**Dataset extract**
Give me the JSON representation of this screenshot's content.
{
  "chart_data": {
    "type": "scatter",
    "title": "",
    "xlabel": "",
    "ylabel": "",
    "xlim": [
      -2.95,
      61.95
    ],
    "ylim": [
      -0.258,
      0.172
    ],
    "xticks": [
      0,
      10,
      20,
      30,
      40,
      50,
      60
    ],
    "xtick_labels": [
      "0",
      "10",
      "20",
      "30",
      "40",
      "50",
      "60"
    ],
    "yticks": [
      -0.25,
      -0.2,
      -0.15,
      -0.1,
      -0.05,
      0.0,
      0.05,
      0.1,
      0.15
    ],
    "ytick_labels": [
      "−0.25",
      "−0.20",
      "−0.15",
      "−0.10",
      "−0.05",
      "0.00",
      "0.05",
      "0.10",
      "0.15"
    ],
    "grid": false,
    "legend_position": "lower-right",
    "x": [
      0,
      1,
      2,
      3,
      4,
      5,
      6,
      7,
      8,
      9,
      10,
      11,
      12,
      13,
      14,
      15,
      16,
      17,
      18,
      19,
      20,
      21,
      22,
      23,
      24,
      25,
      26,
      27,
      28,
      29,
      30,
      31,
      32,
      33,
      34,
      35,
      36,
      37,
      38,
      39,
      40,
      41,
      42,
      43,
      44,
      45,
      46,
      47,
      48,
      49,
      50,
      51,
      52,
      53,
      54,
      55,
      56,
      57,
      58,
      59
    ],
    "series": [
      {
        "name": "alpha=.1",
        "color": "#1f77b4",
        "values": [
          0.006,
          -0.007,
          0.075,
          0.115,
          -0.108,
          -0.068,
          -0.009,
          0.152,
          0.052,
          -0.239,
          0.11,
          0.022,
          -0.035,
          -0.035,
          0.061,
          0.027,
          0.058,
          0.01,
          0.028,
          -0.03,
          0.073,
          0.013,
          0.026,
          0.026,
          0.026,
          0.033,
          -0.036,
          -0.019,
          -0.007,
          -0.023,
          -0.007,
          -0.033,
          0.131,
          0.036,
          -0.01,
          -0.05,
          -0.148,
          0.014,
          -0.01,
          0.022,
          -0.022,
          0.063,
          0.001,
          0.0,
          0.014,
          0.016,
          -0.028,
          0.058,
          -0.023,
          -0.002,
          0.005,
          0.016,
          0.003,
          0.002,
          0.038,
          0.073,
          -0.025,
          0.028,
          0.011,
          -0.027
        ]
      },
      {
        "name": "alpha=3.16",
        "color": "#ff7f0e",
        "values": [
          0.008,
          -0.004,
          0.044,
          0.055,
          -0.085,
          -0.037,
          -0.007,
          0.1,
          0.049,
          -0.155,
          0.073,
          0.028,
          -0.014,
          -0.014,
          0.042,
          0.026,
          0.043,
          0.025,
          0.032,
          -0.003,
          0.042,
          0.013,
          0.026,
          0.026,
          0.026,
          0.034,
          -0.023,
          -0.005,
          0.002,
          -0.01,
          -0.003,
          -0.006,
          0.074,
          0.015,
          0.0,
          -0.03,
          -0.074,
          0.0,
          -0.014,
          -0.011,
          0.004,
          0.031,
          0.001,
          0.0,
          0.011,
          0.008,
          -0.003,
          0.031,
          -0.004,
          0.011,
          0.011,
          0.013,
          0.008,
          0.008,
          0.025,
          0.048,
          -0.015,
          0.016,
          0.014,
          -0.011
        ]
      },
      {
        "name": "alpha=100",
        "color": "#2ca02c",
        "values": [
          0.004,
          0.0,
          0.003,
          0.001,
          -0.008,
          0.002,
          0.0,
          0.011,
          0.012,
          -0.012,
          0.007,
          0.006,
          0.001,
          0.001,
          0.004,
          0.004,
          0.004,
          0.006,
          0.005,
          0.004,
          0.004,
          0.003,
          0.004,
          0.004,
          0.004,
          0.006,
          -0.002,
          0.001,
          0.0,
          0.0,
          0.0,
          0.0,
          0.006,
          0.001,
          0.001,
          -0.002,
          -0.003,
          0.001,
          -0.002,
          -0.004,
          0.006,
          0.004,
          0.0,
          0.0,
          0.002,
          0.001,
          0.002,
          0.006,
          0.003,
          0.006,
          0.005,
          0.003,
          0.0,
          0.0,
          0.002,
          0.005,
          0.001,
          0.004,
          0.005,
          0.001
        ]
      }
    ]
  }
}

**Description of the task**
Track down every line holding the string "alpha" and copy it.

**Exercise output**
        "name": "alpha=.1",
        "name": "alpha=3.16",
        "name": "alpha=100",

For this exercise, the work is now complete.